### EXERCISE
Write out the material exactly, without any of its pictures.
===
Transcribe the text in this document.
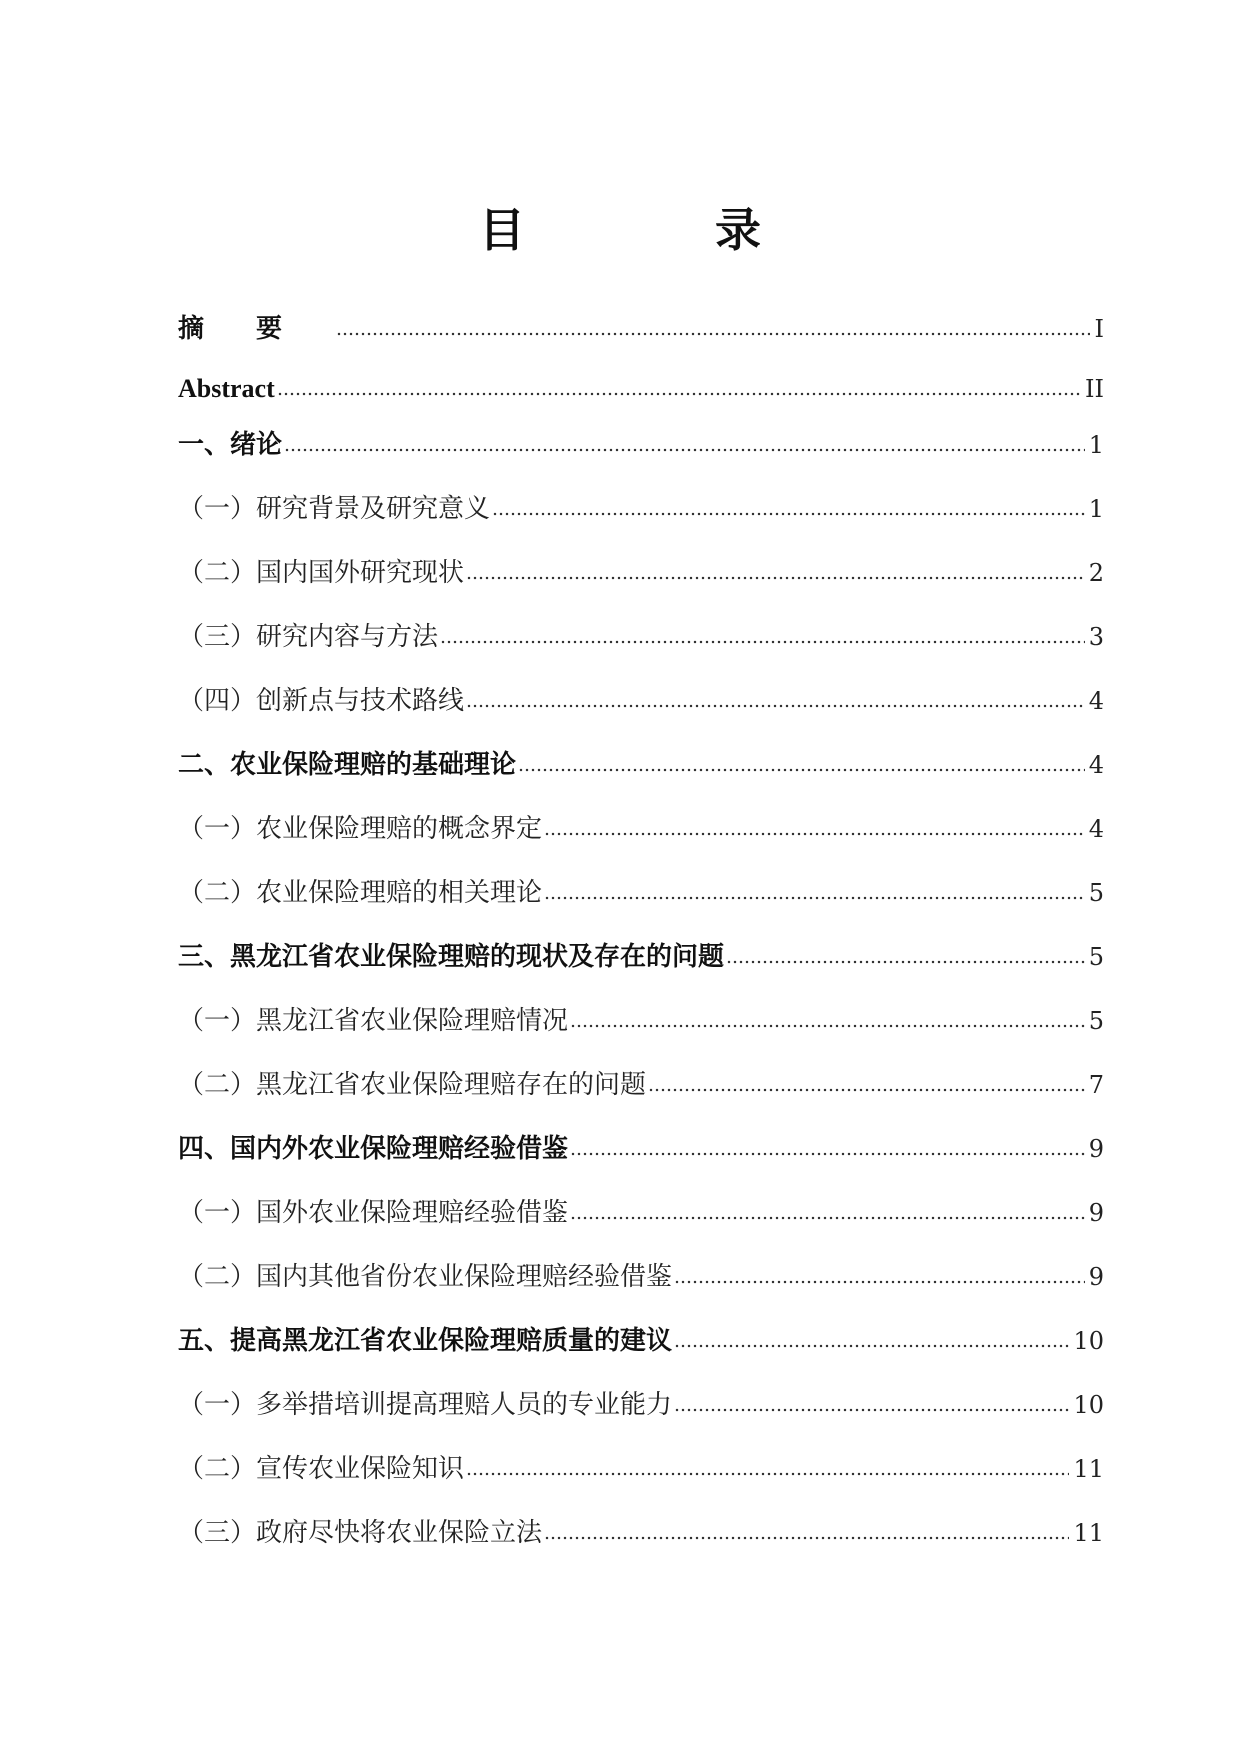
目　录
摘要	I
Abstract	II
一、绪论	1
（一）研究背景及研究意义	1
（二）国内国外研究现状	2
（三）研究内容与方法	3
（四）创新点与技术路线	4
二、农业保险理赔的基础理论	4
（一）农业保险理赔的概念界定	4
（二）农业保险理赔的相关理论	5
三、黑龙江省农业保险理赔的现状及存在的问题	5
（一）黑龙江省农业保险理赔情况	5
（二）黑龙江省农业保险理赔存在的问题	7
四、国内外农业保险理赔经验借鉴	9
（一）国外农业保险理赔经验借鉴	9
（二）国内其他省份农业保险理赔经验借鉴	9
五、提高黑龙江省农业保险理赔质量的建议	10
（一）多举措培训提高理赔人员的专业能力	10
（二）宣传农业保险知识	11
（三）政府尽快将农业保险立法	11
===
### COMPLETE RESPONSE
Transcribe the text in this document.
目　录
摘要	I
Abstract	II
一、绪论	1
（一）研究背景及研究意义	1
（二）国内国外研究现状	2
（三）研究内容与方法	3
（四）创新点与技术路线	4
二、农业保险理赔的基础理论	4
（一）农业保险理赔的概念界定	4
（二）农业保险理赔的相关理论	5
三、黑龙江省农业保险理赔的现状及存在的问题	5
（一）黑龙江省农业保险理赔情况	5
（二）黑龙江省农业保险理赔存在的问题	7
四、国内外农业保险理赔经验借鉴	9
（一）国外农业保险理赔经验借鉴	9
（二）国内其他省份农业保险理赔经验借鉴	9
五、提高黑龙江省农业保险理赔质量的建议	10
（一）多举措培训提高理赔人员的专业能力	10
（二）宣传农业保险知识	11
（三）政府尽快将农业保险立法	11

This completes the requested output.